## [Source document]
┌──

LogonBox VPN 2.3.13 has been released
Changes in this release
- Added support for importing images from Active Directory's thumbnailPhoto attribute for displaying as the LogonBox user's profile image.
- User Selective 2FA no longer prompts you to select an authentication module if you only have one available.
- Added an option in Sessions->Session Options->Websocket to add allowed origins for any WebSocket communication.
- Added an option in System Configuration->Security to enable X-Forwarded-For headers.
- Added Referrer-Policy and Permissions-Policy attributes to HTTP headers.
- Changed the default AD fields a user has access to in their profile from Editable to View only.
- Fixed a persistent XSS in a user's Custom Questions page.
- Fixed a persistent XSS in a user's My Profile page.
- Fixed a couple of XSS issues in JSON responses.
- Anti-CSRF tokens added to a small number of pages that had them missing.
- It is now possible to delete a Security Question that already has existing answers set by users.
- Top 5 Operating Systems, Top 5 Browsers, Top 5 Users and Top 10 Resources graphs are now available to display again in the admin dashboard.
- The synchronize button is now visible again for admins on a non-system realm.
- LDAP user directory option is now visible again in Configure User Database.
- Added some performance changes to the database to reduce table locks.
- More than two authentication factors are now working as expected for User Login.
VPN client changes:
- Dark branding colours for links in dark mode were hard to read
- Better transition to remote authorisation page on first load.
- Improved look of remote authorisation.
- Better clean up on shutdown of service.
The LogonBox team.

└──

## [Dataset extract]
┌──

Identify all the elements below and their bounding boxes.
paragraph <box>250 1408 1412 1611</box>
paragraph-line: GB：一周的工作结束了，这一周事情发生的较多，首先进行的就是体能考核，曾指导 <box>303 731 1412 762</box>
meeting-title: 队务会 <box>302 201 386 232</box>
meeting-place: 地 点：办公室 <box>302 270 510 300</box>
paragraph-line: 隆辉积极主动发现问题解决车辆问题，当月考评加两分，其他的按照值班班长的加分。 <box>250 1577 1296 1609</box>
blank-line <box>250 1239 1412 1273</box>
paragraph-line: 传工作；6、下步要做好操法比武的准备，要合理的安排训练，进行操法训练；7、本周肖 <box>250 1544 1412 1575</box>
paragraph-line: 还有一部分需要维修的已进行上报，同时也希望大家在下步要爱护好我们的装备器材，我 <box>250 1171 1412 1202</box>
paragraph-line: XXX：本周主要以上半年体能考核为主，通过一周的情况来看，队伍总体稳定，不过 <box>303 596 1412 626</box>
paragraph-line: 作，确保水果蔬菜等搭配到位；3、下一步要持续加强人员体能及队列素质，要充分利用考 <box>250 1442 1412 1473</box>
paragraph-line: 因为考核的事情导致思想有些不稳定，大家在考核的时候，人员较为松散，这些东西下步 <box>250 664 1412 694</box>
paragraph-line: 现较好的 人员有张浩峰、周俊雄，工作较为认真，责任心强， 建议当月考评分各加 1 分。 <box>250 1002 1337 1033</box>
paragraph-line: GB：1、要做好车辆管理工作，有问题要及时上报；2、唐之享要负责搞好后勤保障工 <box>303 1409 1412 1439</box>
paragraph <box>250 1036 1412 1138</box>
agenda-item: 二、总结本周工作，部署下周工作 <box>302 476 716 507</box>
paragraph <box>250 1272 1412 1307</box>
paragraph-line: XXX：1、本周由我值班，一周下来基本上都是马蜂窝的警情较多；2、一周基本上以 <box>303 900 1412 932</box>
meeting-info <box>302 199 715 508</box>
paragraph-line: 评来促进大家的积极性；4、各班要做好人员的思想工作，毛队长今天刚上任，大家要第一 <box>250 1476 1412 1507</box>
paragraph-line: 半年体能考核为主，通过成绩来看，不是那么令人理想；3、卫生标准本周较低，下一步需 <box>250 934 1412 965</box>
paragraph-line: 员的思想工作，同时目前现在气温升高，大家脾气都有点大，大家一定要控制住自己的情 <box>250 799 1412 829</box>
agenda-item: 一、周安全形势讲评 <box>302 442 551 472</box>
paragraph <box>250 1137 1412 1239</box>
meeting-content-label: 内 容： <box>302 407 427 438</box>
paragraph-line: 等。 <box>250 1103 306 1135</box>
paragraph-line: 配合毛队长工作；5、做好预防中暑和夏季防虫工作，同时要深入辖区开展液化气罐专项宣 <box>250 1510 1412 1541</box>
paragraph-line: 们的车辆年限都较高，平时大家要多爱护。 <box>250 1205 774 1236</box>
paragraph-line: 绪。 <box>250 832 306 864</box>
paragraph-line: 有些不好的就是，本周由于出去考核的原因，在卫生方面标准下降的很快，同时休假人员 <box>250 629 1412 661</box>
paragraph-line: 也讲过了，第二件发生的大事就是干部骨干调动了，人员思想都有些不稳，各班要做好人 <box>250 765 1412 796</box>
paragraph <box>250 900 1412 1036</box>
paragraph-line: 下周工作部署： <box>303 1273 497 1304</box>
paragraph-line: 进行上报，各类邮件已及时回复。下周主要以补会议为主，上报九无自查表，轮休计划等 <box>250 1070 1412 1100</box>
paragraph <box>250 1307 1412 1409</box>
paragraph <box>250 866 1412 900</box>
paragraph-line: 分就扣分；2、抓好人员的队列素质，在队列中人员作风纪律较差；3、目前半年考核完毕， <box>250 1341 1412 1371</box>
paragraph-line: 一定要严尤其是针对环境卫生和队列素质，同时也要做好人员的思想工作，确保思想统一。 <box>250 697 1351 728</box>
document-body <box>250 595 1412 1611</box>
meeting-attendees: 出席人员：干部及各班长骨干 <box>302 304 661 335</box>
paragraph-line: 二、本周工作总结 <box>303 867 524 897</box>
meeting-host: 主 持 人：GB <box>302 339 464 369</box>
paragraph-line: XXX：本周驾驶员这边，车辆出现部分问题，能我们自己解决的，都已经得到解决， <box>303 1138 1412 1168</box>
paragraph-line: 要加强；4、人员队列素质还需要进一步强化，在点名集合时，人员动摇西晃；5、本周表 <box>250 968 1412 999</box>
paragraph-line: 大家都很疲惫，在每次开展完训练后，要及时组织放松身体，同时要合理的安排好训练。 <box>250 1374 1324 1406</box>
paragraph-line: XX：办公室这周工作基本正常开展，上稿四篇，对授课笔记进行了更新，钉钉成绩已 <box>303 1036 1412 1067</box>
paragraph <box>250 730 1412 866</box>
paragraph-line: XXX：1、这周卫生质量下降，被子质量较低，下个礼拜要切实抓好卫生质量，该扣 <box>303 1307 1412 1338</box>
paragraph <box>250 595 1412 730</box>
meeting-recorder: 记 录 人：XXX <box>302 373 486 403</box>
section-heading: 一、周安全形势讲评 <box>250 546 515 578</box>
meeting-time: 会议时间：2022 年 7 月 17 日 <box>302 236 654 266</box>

└──

## [What this exercise asks]
#1 List every change that the release notes place under "VPN client changes".
#2 Reproduce the release notes from "- The synchronize" up to and including "reduce table locks.".

## [Written responses]
#1
- Dark branding colours for links in dark mode were hard to read
- Better transition to remote authorisation page on first load.
- Improved look of remote authorisation.
- Better clean up on shutdown of service.

#2
- The synchronize button is now visible again for admins on a non-system realm.
- LDAP user directory option is now visible again in Configure User Database.
- Added some performance changes to the database to reduce table locks.